**GOAL OF THE EXERCISE**
Do not copy the pictures; transcribe all other material exactly.
#### DATA ROWS ####
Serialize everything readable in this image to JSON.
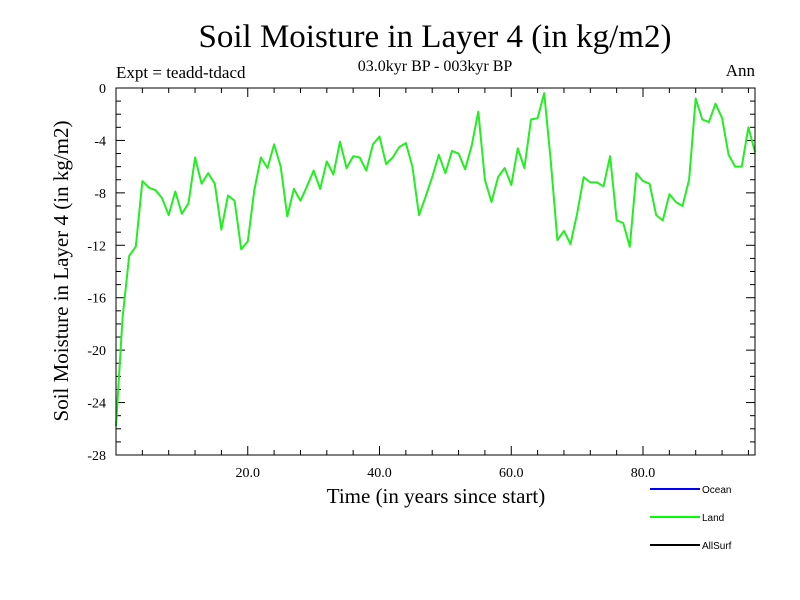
{
  "chart_data": {
    "type": "line",
    "title": "Soil Moisture in Layer 4 (in kg/m2)",
    "subtitle": "03.0kyr BP - 003kyr BP",
    "experiment_label": "Expt = teadd-tdacd",
    "period_label": "Ann",
    "xlabel": "Time (in years since start)",
    "ylabel": "Soil Moisture in Layer 4 (in kg/m2)",
    "xlim": [
      0,
      97
    ],
    "ylim": [
      -28,
      0
    ],
    "x_ticks": [
      20,
      40,
      60,
      80
    ],
    "x_tick_labels": [
      "20.0",
      "40.0",
      "60.0",
      "80.0"
    ],
    "y_ticks": [
      0,
      -4,
      -8,
      -12,
      -16,
      -20,
      -24,
      -28
    ],
    "y_tick_labels": [
      "0",
      "-4",
      "-8",
      "-12",
      "-16",
      "-20",
      "-24",
      "-28"
    ],
    "legend": [
      {
        "name": "Ocean",
        "color": "#0000ff"
      },
      {
        "name": "Land",
        "color": "#00ff00"
      },
      {
        "name": "AllSurf",
        "color": "#000000"
      }
    ],
    "series": [
      {
        "name": "Land",
        "color": "#22ee22",
        "x": [
          0,
          1,
          2,
          3,
          4,
          5,
          6,
          7,
          8,
          9,
          10,
          11,
          12,
          13,
          14,
          15,
          16,
          17,
          18,
          19,
          20,
          21,
          22,
          23,
          24,
          25,
          26,
          27,
          28,
          29,
          30,
          31,
          32,
          33,
          34,
          35,
          36,
          37,
          38,
          39,
          40,
          41,
          42,
          43,
          44,
          45,
          46,
          47,
          48,
          49,
          50,
          51,
          52,
          53,
          54,
          55,
          56,
          57,
          58,
          59,
          60,
          61,
          62,
          63,
          64,
          65,
          66,
          67,
          68,
          69,
          70,
          71,
          72,
          73,
          74,
          75,
          76,
          77,
          78,
          79,
          80,
          81,
          82,
          83,
          84,
          85,
          86,
          87,
          88,
          89,
          90,
          91,
          92,
          93,
          94,
          95,
          96,
          97
        ],
        "values": [
          -25.8,
          -17.5,
          -12.8,
          -12.1,
          -7.1,
          -7.6,
          -7.8,
          -8.4,
          -9.7,
          -7.9,
          -9.6,
          -8.8,
          -5.3,
          -7.3,
          -6.5,
          -7.3,
          -10.8,
          -8.2,
          -8.6,
          -12.3,
          -11.7,
          -7.8,
          -5.3,
          -6.1,
          -4.3,
          -6.0,
          -9.8,
          -7.7,
          -8.6,
          -7.5,
          -6.3,
          -7.7,
          -5.6,
          -6.6,
          -4.1,
          -6.1,
          -5.2,
          -5.3,
          -6.3,
          -4.3,
          -3.7,
          -5.8,
          -5.3,
          -4.5,
          -4.2,
          -6.0,
          -9.7,
          -8.3,
          -6.8,
          -5.1,
          -6.5,
          -4.8,
          -5.0,
          -6.2,
          -4.4,
          -1.8,
          -7.0,
          -8.7,
          -6.8,
          -6.1,
          -7.4,
          -4.6,
          -6.1,
          -2.4,
          -2.3,
          -0.4,
          -5.6,
          -11.6,
          -10.9,
          -11.9,
          -9.6,
          -6.8,
          -7.2,
          -7.2,
          -7.5,
          -5.2,
          -10.1,
          -10.3,
          -12.1,
          -6.5,
          -7.1,
          -7.3,
          -9.7,
          -10.1,
          -8.1,
          -8.7,
          -9.0,
          -7.0,
          -0.8,
          -2.4,
          -2.6,
          -1.2,
          -2.3,
          -5.1,
          -6.0,
          -6.0,
          -3.0,
          -4.9
        ]
      }
    ]
  }
}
####
**RESULT**
Serialize everything readable in this image to JSON.
{
  "chart_data": {
    "type": "line",
    "title": "Soil Moisture in Layer 4 (in kg/m2)",
    "subtitle": "03.0kyr BP - 003kyr BP",
    "experiment_label": "Expt = teadd-tdacd",
    "period_label": "Ann",
    "xlabel": "Time (in years since start)",
    "ylabel": "Soil Moisture in Layer 4 (in kg/m2)",
    "xlim": [
      0,
      97
    ],
    "ylim": [
      -28,
      0
    ],
    "x_ticks": [
      20,
      40,
      60,
      80
    ],
    "x_tick_labels": [
      "20.0",
      "40.0",
      "60.0",
      "80.0"
    ],
    "y_ticks": [
      0,
      -4,
      -8,
      -12,
      -16,
      -20,
      -24,
      -28
    ],
    "y_tick_labels": [
      "0",
      "-4",
      "-8",
      "-12",
      "-16",
      "-20",
      "-24",
      "-28"
    ],
    "legend": [
      {
        "name": "Ocean",
        "color": "#0000ff"
      },
      {
        "name": "Land",
        "color": "#00ff00"
      },
      {
        "name": "AllSurf",
        "color": "#000000"
      }
    ],
    "series": [
      {
        "name": "Land",
        "color": "#22ee22",
        "x": [
          0,
          1,
          2,
          3,
          4,
          5,
          6,
          7,
          8,
          9,
          10,
          11,
          12,
          13,
          14,
          15,
          16,
          17,
          18,
          19,
          20,
          21,
          22,
          23,
          24,
          25,
          26,
          27,
          28,
          29,
          30,
          31,
          32,
          33,
          34,
          35,
          36,
          37,
          38,
          39,
          40,
          41,
          42,
          43,
          44,
          45,
          46,
          47,
          48,
          49,
          50,
          51,
          52,
          53,
          54,
          55,
          56,
          57,
          58,
          59,
          60,
          61,
          62,
          63,
          64,
          65,
          66,
          67,
          68,
          69,
          70,
          71,
          72,
          73,
          74,
          75,
          76,
          77,
          78,
          79,
          80,
          81,
          82,
          83,
          84,
          85,
          86,
          87,
          88,
          89,
          90,
          91,
          92,
          93,
          94,
          95,
          96,
          97
        ],
        "values": [
          -25.8,
          -17.5,
          -12.8,
          -12.1,
          -7.1,
          -7.6,
          -7.8,
          -8.4,
          -9.7,
          -7.9,
          -9.6,
          -8.8,
          -5.3,
          -7.3,
          -6.5,
          -7.3,
          -10.8,
          -8.2,
          -8.6,
          -12.3,
          -11.7,
          -7.8,
          -5.3,
          -6.1,
          -4.3,
          -6.0,
          -9.8,
          -7.7,
          -8.6,
          -7.5,
          -6.3,
          -7.7,
          -5.6,
          -6.6,
          -4.1,
          -6.1,
          -5.2,
          -5.3,
          -6.3,
          -4.3,
          -3.7,
          -5.8,
          -5.3,
          -4.5,
          -4.2,
          -6.0,
          -9.7,
          -8.3,
          -6.8,
          -5.1,
          -6.5,
          -4.8,
          -5.0,
          -6.2,
          -4.4,
          -1.8,
          -7.0,
          -8.7,
          -6.8,
          -6.1,
          -7.4,
          -4.6,
          -6.1,
          -2.4,
          -2.3,
          -0.4,
          -5.6,
          -11.6,
          -10.9,
          -11.9,
          -9.6,
          -6.8,
          -7.2,
          -7.2,
          -7.5,
          -5.2,
          -10.1,
          -10.3,
          -12.1,
          -6.5,
          -7.1,
          -7.3,
          -9.7,
          -10.1,
          -8.1,
          -8.7,
          -9.0,
          -7.0,
          -0.8,
          -2.4,
          -2.6,
          -1.2,
          -2.3,
          -5.1,
          -6.0,
          -6.0,
          -3.0,
          -4.9
        ]
      }
    ]
  }
}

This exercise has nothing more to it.